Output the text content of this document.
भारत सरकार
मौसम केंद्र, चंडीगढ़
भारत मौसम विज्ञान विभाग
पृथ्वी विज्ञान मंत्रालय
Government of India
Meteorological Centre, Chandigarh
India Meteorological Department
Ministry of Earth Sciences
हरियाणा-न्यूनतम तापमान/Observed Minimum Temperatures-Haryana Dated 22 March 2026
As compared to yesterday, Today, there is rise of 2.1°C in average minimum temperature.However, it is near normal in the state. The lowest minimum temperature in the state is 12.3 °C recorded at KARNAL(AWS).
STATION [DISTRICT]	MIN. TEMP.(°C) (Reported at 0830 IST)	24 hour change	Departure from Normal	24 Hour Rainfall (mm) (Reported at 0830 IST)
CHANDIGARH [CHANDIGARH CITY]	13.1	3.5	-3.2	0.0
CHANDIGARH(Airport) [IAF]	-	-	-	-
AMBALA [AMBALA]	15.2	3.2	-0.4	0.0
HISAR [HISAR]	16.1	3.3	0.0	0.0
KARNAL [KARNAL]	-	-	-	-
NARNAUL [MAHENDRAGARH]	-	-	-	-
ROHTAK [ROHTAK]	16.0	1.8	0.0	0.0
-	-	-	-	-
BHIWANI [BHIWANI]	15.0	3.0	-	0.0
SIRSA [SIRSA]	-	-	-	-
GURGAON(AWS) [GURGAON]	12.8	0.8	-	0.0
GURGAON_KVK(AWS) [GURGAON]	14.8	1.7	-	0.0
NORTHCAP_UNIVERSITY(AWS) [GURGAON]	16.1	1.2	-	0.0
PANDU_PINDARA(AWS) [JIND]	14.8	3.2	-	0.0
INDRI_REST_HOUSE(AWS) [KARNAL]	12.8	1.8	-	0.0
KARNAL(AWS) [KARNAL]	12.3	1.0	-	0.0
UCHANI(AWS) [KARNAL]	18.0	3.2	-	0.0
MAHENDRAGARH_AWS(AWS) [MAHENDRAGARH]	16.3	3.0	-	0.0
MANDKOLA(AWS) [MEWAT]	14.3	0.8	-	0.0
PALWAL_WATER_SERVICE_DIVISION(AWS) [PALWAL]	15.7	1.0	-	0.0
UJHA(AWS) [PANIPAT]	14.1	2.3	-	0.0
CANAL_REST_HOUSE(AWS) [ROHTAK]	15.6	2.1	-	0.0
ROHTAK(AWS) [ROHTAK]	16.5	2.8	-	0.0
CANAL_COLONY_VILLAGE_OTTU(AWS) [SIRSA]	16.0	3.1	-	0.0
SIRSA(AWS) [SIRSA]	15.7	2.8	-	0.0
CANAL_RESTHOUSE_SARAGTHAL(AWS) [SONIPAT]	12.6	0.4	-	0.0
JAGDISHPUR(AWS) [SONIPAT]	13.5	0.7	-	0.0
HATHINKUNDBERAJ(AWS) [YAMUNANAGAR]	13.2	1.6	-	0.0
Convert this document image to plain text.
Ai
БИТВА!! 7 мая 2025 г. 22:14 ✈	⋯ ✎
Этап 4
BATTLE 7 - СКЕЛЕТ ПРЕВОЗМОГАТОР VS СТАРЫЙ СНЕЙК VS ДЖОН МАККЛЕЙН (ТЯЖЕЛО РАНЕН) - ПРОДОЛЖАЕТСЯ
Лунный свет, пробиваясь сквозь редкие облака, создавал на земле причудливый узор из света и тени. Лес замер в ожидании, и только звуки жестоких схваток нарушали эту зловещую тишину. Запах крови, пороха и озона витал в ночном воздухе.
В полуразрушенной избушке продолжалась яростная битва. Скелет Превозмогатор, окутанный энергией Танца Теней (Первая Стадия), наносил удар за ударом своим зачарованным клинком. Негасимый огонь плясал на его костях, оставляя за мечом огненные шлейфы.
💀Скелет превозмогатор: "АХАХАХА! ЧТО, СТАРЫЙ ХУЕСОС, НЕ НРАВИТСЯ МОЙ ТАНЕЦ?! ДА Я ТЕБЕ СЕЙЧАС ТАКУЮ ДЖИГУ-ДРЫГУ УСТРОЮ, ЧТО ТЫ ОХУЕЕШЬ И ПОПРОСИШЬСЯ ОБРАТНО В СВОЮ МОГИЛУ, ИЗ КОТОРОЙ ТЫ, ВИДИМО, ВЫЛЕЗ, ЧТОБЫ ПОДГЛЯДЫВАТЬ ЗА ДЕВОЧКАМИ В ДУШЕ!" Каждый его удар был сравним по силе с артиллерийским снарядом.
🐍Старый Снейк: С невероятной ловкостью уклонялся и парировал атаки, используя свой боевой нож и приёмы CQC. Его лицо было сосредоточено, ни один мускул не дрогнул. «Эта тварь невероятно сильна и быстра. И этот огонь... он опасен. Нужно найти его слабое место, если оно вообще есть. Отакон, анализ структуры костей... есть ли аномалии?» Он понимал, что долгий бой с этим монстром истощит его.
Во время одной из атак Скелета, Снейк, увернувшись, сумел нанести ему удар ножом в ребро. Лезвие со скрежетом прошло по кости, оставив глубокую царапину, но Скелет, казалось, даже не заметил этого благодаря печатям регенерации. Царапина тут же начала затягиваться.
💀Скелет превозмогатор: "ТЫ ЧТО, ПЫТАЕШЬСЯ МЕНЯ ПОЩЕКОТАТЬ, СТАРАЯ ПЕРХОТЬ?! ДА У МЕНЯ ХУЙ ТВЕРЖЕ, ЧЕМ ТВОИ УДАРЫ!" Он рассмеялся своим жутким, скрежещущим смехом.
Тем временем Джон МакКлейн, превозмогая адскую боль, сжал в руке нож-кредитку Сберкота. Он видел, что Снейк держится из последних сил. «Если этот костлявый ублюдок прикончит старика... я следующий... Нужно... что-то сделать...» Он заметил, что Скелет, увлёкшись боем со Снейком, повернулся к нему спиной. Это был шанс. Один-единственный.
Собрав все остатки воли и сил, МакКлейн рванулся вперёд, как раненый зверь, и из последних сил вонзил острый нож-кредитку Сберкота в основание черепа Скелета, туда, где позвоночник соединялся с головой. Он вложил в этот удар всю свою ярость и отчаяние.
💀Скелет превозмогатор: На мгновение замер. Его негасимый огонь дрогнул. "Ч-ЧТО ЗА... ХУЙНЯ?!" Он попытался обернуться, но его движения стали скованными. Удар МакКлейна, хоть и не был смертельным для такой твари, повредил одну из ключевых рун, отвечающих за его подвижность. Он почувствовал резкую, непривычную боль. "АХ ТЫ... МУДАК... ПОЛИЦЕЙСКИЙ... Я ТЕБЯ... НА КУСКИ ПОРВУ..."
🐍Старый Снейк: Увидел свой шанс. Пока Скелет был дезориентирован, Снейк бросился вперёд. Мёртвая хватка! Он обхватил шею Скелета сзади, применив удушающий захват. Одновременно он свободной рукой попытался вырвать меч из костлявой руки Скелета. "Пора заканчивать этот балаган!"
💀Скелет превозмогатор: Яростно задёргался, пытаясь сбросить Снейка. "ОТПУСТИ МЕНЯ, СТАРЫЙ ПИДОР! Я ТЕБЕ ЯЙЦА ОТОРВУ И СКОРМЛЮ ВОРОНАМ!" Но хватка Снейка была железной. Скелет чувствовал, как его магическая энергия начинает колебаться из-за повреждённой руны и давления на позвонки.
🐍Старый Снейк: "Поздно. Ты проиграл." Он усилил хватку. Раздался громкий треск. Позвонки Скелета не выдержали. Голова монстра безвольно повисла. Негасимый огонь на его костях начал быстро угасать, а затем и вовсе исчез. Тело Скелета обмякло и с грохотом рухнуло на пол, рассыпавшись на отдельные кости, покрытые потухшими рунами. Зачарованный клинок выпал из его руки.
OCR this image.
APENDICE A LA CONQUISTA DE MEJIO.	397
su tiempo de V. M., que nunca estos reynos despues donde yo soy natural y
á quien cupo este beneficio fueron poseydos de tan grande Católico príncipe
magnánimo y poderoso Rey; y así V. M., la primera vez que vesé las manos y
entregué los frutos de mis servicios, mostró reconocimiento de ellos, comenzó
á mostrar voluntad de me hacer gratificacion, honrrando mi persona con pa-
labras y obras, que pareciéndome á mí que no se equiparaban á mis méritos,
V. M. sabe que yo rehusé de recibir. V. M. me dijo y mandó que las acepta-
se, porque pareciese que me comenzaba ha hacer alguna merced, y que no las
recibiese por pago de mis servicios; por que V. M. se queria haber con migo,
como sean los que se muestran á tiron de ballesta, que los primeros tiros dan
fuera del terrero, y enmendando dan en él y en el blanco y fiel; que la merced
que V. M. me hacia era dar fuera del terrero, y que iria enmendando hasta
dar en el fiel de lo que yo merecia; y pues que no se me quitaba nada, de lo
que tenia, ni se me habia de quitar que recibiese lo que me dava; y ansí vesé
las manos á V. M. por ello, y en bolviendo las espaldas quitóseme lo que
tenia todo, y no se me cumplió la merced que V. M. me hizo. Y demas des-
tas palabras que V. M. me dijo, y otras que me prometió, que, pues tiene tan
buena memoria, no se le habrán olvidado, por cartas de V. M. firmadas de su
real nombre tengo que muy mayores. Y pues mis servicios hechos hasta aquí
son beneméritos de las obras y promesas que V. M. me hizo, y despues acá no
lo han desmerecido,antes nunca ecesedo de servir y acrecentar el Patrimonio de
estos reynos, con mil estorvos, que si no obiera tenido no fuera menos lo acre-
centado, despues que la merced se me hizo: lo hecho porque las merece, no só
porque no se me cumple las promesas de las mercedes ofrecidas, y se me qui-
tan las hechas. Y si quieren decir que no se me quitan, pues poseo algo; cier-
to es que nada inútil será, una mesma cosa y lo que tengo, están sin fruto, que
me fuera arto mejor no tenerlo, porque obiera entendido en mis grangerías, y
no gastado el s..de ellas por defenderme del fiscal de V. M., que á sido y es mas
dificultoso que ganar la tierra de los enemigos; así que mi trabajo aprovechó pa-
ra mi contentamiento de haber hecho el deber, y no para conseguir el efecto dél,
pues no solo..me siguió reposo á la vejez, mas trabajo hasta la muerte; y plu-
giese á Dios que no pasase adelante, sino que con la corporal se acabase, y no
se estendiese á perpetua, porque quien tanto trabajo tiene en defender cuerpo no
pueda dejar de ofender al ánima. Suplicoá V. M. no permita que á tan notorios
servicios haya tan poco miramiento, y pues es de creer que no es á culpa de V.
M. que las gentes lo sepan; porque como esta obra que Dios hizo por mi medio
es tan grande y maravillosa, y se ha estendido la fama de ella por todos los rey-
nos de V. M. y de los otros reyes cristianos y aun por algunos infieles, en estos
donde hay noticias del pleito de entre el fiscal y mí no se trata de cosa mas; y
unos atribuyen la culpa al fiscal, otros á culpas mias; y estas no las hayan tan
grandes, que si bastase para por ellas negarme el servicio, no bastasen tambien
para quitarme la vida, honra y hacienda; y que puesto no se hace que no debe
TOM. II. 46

→ **Task statement**: Go through the listing above and report how many of its lines contain the word "fuera", with only the number as output.

→ **Expected answer**: 4